Task requirements: Extract each line containing the string "nonlinearity".

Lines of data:

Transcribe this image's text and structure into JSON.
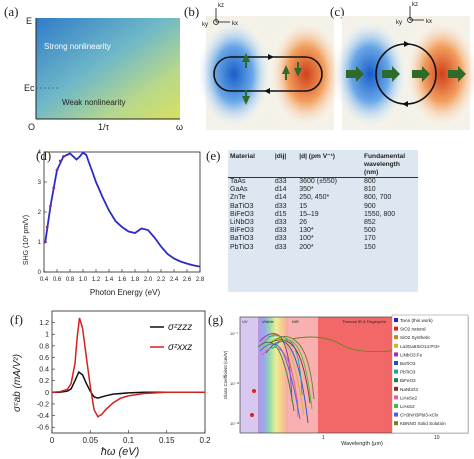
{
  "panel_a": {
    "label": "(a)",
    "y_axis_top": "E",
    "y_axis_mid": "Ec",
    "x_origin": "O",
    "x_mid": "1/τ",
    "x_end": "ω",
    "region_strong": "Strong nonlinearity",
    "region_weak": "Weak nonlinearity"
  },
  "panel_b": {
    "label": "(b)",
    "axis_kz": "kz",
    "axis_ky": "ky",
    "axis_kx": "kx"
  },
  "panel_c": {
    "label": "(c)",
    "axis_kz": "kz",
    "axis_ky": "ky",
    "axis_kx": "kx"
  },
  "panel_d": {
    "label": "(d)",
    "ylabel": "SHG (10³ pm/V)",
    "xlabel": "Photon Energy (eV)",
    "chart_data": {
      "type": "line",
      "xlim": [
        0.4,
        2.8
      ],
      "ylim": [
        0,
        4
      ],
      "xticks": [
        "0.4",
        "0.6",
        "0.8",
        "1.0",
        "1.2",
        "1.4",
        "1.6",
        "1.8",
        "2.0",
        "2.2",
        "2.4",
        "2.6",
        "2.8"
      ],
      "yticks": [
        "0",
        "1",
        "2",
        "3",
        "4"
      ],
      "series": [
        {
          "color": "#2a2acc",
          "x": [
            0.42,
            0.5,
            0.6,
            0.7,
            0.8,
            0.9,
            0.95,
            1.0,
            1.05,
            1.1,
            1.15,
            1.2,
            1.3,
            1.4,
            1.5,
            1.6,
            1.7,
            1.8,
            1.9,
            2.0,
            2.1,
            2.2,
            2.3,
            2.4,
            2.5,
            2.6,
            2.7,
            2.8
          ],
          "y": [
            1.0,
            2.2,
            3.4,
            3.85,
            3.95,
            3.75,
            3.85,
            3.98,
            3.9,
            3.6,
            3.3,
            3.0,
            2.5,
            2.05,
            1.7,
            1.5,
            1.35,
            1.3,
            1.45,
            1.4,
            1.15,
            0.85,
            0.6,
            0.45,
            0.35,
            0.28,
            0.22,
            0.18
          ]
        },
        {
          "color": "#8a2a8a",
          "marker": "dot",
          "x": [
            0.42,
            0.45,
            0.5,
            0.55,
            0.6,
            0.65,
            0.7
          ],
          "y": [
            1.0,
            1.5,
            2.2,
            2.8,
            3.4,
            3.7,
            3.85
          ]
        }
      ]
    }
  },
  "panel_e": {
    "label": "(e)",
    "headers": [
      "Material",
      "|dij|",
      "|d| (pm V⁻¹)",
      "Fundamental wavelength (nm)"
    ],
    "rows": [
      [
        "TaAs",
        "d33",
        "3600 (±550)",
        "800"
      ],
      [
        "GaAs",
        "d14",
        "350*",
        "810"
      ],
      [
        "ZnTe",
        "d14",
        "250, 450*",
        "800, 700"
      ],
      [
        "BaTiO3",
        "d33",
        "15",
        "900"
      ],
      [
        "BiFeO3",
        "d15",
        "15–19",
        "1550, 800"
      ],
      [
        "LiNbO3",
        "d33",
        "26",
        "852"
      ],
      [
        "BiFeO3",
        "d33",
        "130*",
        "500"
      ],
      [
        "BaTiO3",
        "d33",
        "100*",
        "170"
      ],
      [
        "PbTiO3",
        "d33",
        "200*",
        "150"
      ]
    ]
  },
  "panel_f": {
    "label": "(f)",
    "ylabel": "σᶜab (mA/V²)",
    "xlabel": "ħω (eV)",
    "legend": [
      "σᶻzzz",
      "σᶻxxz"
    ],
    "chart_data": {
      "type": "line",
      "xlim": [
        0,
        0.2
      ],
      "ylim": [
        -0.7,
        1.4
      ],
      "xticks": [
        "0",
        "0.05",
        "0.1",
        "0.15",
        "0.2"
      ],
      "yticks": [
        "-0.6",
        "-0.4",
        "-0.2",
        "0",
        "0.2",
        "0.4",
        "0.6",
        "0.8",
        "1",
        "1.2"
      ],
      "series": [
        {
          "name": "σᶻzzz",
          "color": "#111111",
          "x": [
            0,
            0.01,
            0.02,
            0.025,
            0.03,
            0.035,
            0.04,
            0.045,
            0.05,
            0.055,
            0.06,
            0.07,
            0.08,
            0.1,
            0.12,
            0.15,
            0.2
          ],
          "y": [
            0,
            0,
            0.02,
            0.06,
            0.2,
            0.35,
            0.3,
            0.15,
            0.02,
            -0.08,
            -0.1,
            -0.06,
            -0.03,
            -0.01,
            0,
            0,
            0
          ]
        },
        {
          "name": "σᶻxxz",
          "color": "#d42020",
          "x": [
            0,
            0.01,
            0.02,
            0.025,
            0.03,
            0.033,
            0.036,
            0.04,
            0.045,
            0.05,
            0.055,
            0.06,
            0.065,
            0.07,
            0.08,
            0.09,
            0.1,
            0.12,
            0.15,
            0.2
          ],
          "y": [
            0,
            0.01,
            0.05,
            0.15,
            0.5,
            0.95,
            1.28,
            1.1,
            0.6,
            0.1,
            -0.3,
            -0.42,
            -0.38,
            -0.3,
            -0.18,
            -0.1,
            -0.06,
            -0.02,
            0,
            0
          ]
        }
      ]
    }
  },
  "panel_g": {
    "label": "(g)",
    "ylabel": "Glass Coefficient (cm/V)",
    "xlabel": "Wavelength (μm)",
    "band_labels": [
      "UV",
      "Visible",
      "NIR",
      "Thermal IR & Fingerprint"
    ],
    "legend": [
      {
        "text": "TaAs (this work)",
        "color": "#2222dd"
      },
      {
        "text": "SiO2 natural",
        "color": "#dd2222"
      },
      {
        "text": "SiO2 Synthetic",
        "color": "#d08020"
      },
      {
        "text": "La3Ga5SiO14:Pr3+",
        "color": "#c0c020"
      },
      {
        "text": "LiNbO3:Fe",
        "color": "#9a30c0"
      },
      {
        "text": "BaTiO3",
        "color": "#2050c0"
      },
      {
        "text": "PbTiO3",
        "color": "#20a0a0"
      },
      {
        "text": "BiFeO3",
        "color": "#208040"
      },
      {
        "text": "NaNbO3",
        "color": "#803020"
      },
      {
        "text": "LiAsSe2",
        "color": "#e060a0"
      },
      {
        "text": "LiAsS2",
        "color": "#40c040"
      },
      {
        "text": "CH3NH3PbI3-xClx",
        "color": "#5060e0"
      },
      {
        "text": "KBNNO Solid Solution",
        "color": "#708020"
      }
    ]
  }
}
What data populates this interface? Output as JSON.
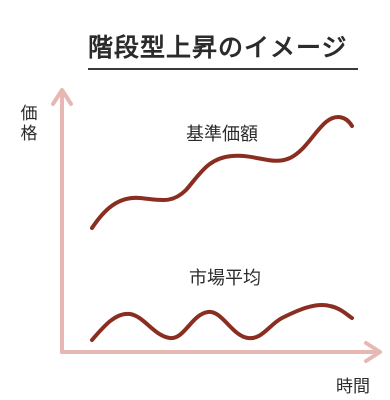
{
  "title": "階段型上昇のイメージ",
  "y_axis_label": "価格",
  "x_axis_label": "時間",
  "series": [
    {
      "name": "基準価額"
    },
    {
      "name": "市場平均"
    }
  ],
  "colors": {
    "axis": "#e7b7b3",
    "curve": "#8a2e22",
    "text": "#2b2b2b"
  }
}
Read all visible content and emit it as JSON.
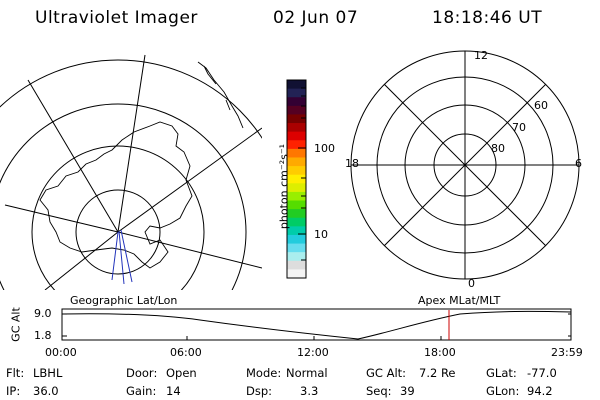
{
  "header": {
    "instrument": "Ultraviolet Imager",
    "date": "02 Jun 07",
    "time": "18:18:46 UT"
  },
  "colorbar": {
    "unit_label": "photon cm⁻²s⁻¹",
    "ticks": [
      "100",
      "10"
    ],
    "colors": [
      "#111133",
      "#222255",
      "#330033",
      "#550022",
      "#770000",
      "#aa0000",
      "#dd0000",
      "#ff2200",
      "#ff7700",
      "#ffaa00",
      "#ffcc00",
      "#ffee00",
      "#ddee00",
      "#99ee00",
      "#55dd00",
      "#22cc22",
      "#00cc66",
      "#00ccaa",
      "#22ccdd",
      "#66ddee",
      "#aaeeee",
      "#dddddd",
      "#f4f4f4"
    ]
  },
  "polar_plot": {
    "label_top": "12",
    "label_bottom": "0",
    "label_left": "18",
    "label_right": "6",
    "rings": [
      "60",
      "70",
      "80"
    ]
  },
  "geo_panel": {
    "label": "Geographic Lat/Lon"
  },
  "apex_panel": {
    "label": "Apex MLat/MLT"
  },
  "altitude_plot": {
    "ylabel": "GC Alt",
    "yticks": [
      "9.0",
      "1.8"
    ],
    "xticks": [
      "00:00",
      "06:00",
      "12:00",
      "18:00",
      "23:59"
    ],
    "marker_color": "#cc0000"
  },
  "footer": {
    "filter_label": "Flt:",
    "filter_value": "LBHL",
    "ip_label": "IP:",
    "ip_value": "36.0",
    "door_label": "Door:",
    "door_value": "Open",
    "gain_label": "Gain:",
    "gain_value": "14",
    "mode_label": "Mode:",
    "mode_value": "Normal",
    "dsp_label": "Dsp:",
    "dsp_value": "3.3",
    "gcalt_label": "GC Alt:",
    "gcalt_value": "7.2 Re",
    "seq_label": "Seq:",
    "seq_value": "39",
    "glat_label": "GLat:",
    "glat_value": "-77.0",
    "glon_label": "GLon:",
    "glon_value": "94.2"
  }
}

Solution below:
    "region_strong": "Strong nonlinearity",
    "region_weak": "Weak nonlinearity"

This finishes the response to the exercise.